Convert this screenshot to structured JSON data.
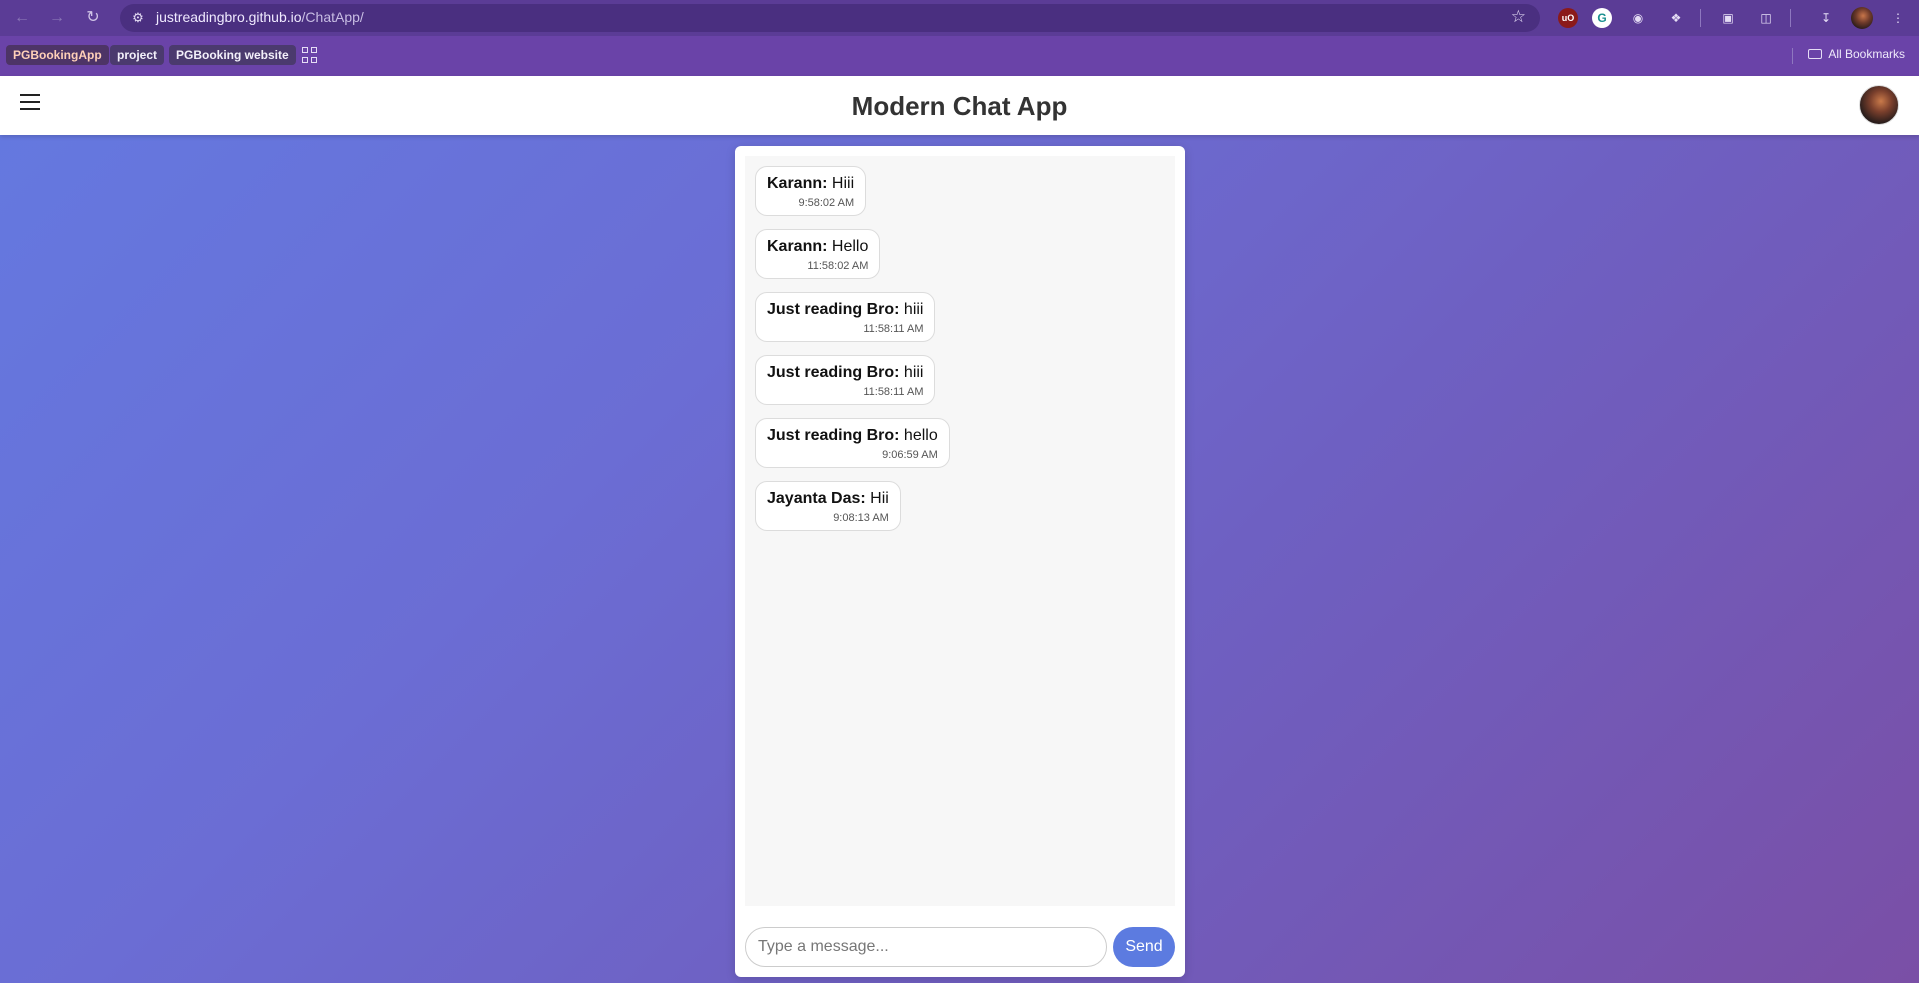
{
  "browser": {
    "url_host": "justreadingbro.github.io",
    "url_path": "/ChatApp/",
    "bookmarks": [
      "PGBookingApp",
      "project",
      "PGBooking website"
    ],
    "all_bookmarks_label": "All Bookmarks",
    "icons": [
      "back-arrow-icon",
      "forward-arrow-icon",
      "reload-icon",
      "site-info-icon",
      "star-icon",
      "ublock-icon",
      "extension-icon",
      "camera-icon",
      "puzzle-icon",
      "lens-icon",
      "tab-search-icon",
      "download-icon",
      "menu-dots-icon"
    ]
  },
  "app": {
    "title": "Modern Chat App"
  },
  "messages": [
    {
      "sender": "Karann:",
      "text": "Hiii",
      "time": "9:58:02 AM"
    },
    {
      "sender": "Karann:",
      "text": "Hello",
      "time": "11:58:02 AM"
    },
    {
      "sender": "Just reading Bro:",
      "text": "hiii",
      "time": "11:58:11 AM"
    },
    {
      "sender": "Just reading Bro:",
      "text": "hiii",
      "time": "11:58:11 AM"
    },
    {
      "sender": "Just reading Bro:",
      "text": "hello",
      "time": "9:06:59 AM"
    },
    {
      "sender": "Jayanta Das:",
      "text": "Hii",
      "time": "9:08:13 AM"
    }
  ],
  "composer": {
    "placeholder": "Type a message...",
    "send_label": "Send"
  },
  "colors": {
    "accent": "#5c7be0",
    "browser_frame": "#5b3c96",
    "gradient_start": "#6479e0",
    "gradient_end": "#7a4fa6"
  }
}
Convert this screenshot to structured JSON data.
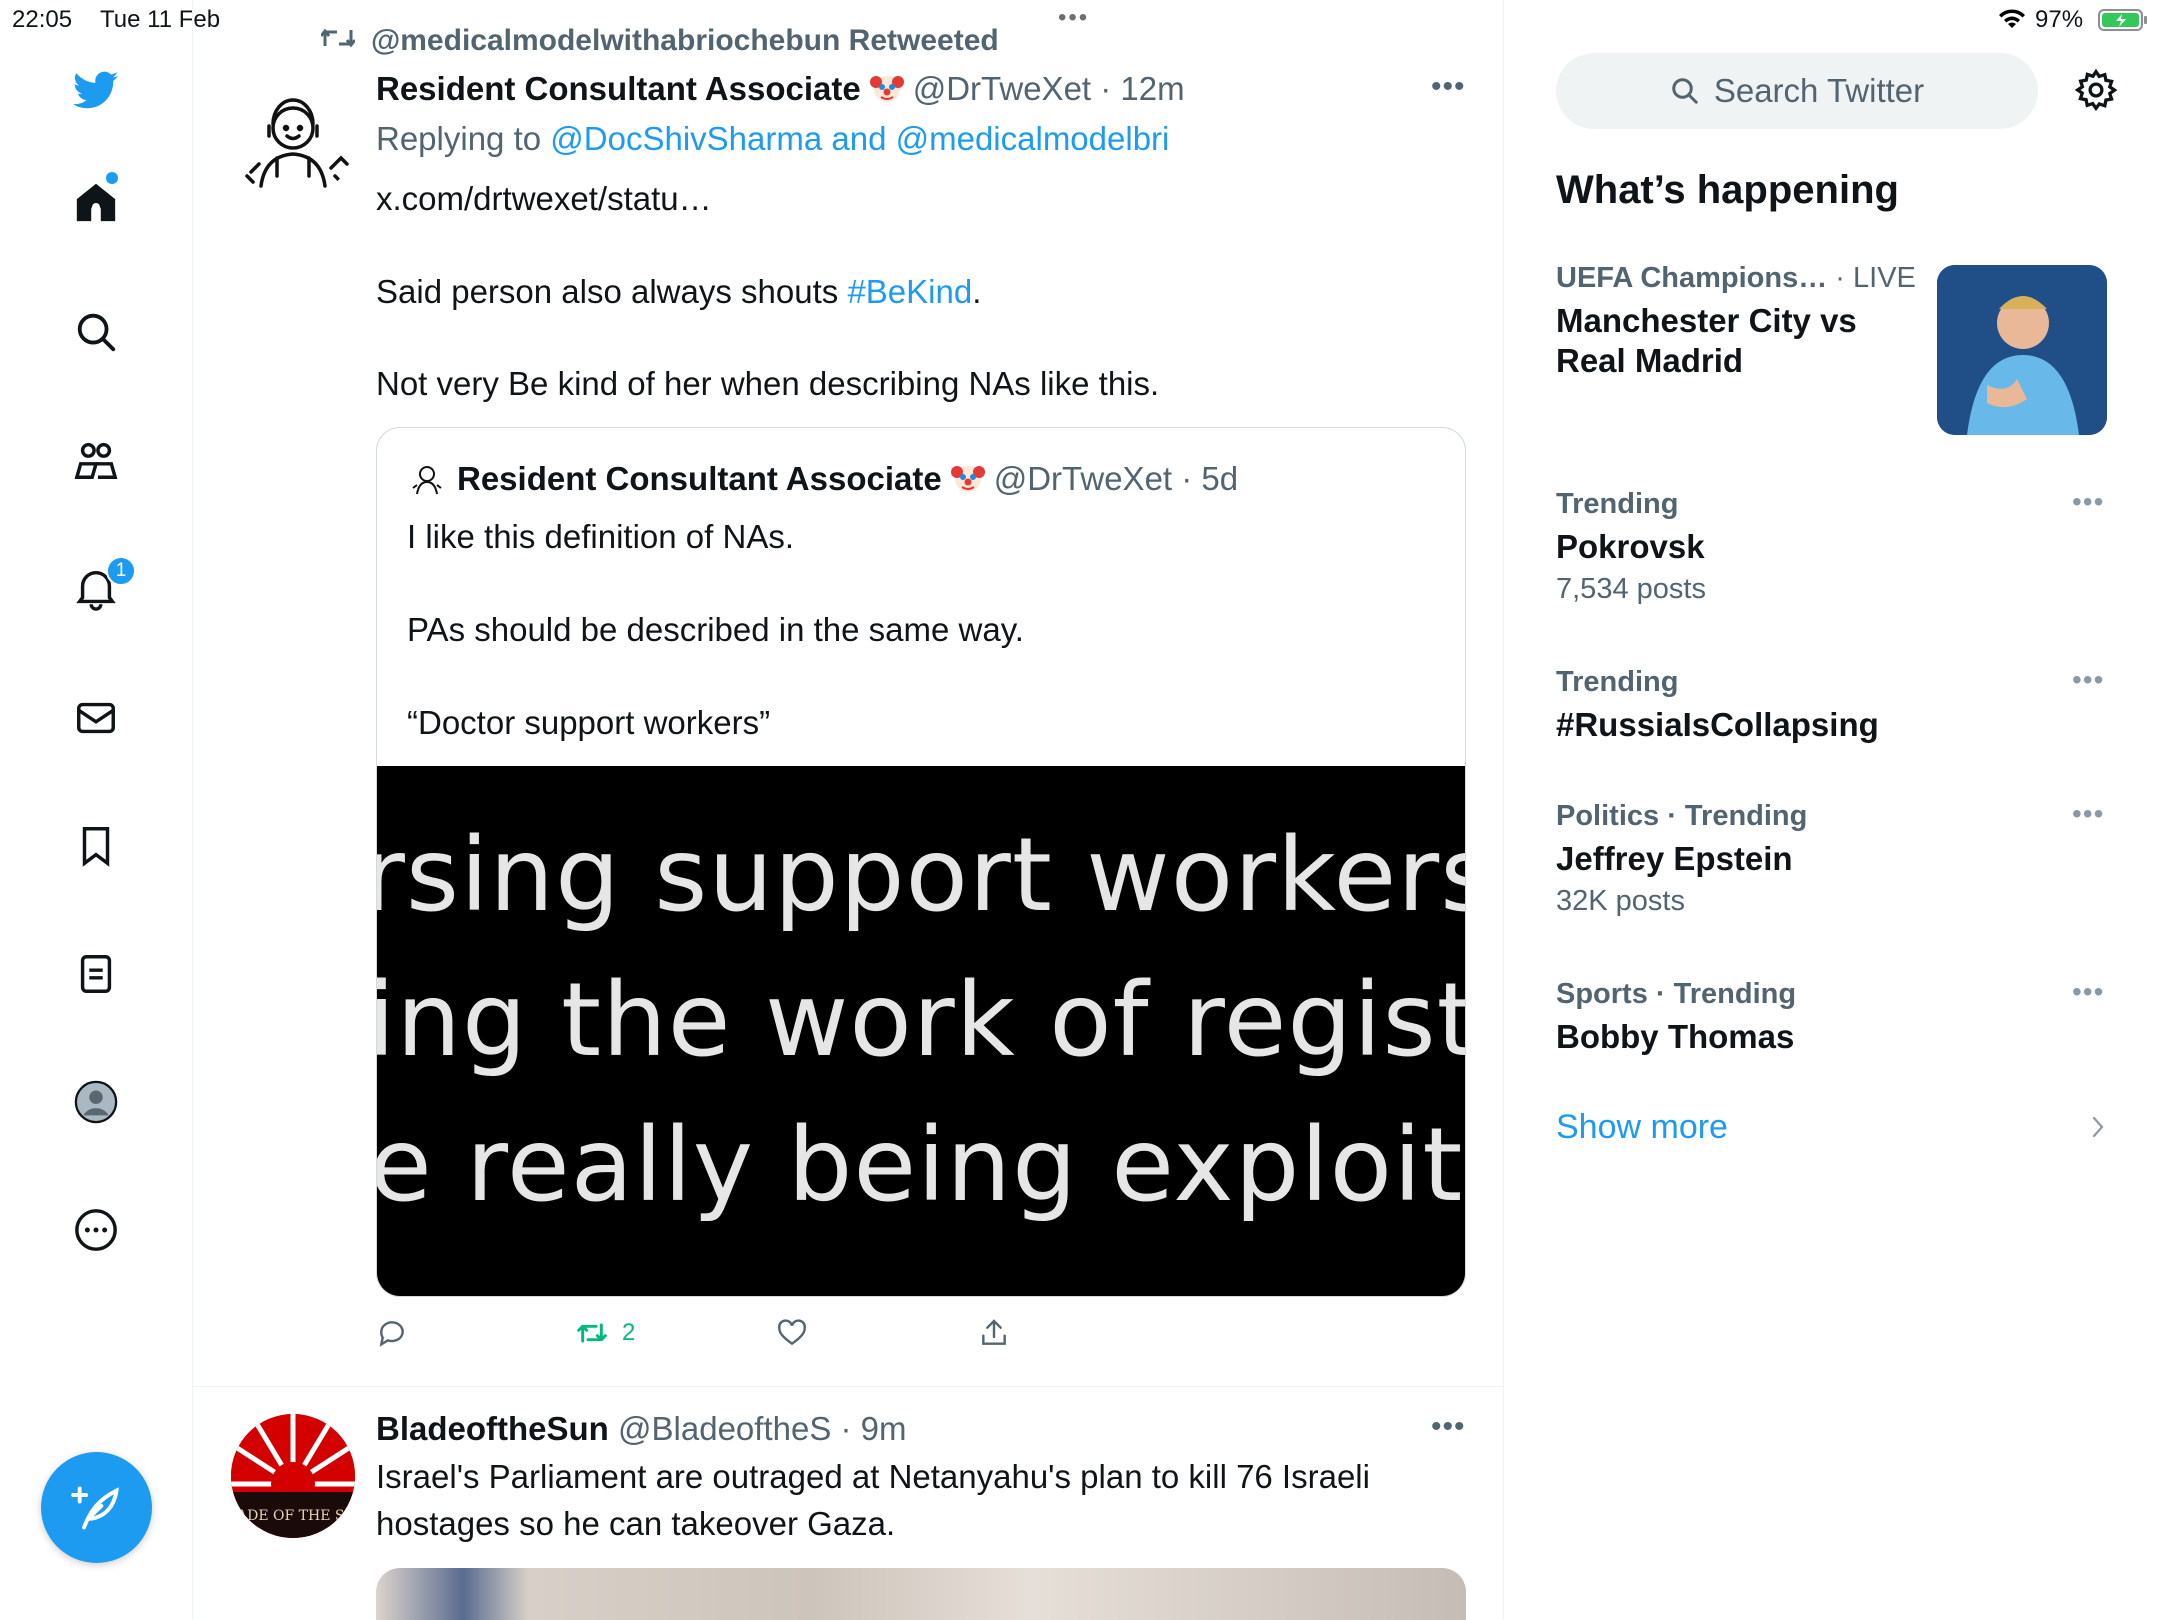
{
  "status_bar": {
    "time": "22:05",
    "date": "Tue 11 Feb",
    "multitask_dots": "•••",
    "battery_percent": "97%"
  },
  "nav": {
    "items": [
      {
        "name": "home-icon"
      },
      {
        "name": "search-icon"
      },
      {
        "name": "communities-icon"
      },
      {
        "name": "notifications-icon"
      },
      {
        "name": "messages-icon"
      },
      {
        "name": "bookmarks-icon"
      },
      {
        "name": "lists-icon"
      },
      {
        "name": "profile-icon"
      },
      {
        "name": "more-icon"
      }
    ],
    "notification_badge": "1",
    "accent": "#1d9bf0"
  },
  "timeline": {
    "retweeted_by": "@medicalmodelwithabriochebun Retweeted",
    "tweet1": {
      "name": "Resident Consultant Associate",
      "handle_time": "@DrTweXet · 12m",
      "replying_prefix": "Replying to",
      "replying_to": "@DocShivSharma and @medicalmodelbri",
      "link": "x.com/drtwexet/statu…",
      "line1_prefix": "Said person also always shouts",
      "line1_hashtag": "#BeKind",
      "line1_suffix": ".",
      "line2": "Not very Be kind of her when describing NAs like this.",
      "quote": {
        "name": "Resident Consultant Associate",
        "handle_time": "@DrTweXet · 5d",
        "line1": "I like this definition of NAs.",
        "line2": "PAs should be described in the same way.",
        "line3": "“Doctor support workers”",
        "image_line1": "rsing support workers.",
        "image_line2": "ing the work of registe",
        "image_line3": "e really being exploited"
      },
      "retweet_count": "2"
    },
    "tweet2": {
      "name": "BladeoftheSun",
      "handle_time": "@BladeoftheS · 9m",
      "line1": "Israel's Parliament are outraged at Netanyahu's plan to kill 76 Israeli",
      "line2": "hostages so he can takeover Gaza.",
      "avatar_text": "BLADE OF THE SUN"
    }
  },
  "sidebar": {
    "search_placeholder": "Search Twitter",
    "whats_happening": "What’s happening",
    "trends": [
      {
        "meta": "UEFA Champions…",
        "live": " · LIVE",
        "title_line1": "Manchester City vs",
        "title_line2": "Real Madrid"
      },
      {
        "meta": "Trending",
        "title": "Pokrovsk",
        "posts": "7,534 posts"
      },
      {
        "meta": "Trending",
        "title": "#RussiaIsCollapsing"
      },
      {
        "meta": "Politics · Trending",
        "title": "Jeffrey Epstein",
        "posts": "32K posts"
      },
      {
        "meta": "Sports · Trending",
        "title": "Bobby Thomas"
      }
    ],
    "show_more": "Show more"
  }
}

======

TASK DETAILS >> Give the number of lines in the records above that contain the word "Associate". Reply with that number alone.

COMPLETE ANSWER >> 2